— begin Data supplied —

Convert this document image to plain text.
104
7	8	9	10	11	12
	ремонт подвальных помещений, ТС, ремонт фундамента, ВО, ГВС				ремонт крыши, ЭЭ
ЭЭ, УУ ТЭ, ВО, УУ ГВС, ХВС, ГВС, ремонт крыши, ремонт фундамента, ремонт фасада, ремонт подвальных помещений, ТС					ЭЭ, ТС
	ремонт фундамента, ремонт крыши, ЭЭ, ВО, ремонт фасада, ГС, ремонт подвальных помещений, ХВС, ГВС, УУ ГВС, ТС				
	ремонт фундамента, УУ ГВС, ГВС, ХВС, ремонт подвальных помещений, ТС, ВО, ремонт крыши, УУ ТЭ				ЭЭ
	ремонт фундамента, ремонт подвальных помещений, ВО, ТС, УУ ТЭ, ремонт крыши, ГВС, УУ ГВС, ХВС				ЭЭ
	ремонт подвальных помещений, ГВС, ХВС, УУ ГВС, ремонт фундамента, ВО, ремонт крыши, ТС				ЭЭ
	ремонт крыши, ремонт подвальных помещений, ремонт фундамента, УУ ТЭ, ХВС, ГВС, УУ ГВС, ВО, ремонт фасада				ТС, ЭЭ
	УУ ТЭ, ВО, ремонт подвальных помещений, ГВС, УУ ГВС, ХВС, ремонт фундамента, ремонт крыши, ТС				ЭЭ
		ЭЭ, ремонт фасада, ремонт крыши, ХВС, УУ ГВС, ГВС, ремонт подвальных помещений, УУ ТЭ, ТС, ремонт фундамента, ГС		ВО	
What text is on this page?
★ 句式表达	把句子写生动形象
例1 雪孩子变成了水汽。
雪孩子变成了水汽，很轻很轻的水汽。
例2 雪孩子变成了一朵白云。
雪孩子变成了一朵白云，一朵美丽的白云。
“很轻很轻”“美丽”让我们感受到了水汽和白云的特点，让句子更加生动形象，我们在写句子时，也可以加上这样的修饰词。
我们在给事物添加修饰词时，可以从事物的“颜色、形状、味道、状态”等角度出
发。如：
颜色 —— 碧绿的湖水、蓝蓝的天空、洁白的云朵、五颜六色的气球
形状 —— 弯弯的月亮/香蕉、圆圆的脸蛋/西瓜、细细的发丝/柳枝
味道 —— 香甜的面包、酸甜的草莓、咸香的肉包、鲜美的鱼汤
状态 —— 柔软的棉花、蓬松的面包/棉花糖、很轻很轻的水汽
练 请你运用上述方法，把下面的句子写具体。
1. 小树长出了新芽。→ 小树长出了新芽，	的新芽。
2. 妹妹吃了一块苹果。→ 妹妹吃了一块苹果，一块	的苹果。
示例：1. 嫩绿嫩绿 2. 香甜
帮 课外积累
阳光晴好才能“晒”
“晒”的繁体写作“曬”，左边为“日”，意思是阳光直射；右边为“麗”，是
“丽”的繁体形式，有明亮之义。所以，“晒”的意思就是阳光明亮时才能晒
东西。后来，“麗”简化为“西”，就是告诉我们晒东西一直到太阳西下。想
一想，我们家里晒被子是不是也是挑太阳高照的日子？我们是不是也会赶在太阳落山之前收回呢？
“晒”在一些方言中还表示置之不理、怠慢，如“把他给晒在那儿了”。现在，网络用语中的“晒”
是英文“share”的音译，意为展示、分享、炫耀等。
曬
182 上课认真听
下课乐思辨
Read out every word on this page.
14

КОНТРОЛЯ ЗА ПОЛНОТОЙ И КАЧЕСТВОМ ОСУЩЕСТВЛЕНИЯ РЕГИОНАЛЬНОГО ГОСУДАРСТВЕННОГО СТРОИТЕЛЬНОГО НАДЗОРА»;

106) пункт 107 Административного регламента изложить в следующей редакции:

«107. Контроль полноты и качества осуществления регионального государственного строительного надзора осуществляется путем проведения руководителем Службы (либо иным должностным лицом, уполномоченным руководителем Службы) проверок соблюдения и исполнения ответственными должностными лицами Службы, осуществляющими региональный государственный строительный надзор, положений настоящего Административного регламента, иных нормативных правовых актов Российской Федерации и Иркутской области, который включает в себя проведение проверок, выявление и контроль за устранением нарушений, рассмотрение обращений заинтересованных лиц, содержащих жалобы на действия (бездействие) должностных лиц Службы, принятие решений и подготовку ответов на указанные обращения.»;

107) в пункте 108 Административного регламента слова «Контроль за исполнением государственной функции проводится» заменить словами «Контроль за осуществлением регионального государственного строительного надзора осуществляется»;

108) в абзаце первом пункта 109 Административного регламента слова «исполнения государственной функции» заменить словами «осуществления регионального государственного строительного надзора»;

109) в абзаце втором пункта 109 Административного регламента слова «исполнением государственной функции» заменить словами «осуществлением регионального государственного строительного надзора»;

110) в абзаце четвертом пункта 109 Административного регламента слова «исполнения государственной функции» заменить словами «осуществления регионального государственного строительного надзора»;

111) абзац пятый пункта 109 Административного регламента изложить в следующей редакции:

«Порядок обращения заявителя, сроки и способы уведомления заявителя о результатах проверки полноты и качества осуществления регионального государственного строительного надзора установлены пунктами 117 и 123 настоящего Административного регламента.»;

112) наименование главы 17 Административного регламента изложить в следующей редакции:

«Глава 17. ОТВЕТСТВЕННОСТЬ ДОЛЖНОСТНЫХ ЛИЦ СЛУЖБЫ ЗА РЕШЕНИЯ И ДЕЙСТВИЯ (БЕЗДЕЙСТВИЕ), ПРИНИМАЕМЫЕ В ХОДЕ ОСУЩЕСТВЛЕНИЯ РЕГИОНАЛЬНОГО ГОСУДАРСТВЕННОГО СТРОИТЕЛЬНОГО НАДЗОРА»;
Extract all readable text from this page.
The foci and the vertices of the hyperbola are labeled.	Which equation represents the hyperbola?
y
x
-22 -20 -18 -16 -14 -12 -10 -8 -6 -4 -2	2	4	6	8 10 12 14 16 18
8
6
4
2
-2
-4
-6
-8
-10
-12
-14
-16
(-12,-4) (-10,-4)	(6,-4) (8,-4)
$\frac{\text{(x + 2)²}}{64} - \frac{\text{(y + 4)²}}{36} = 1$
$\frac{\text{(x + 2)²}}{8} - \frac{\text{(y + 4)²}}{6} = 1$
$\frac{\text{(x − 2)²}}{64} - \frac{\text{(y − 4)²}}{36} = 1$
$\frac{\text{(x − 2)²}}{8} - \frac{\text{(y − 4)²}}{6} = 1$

— end Data supplied —

• To do
Lines that include the word "page" are to be extracted from the data above.

• Task response
What text is on this page?
Read out every word on this page.
Extract all readable text from this page.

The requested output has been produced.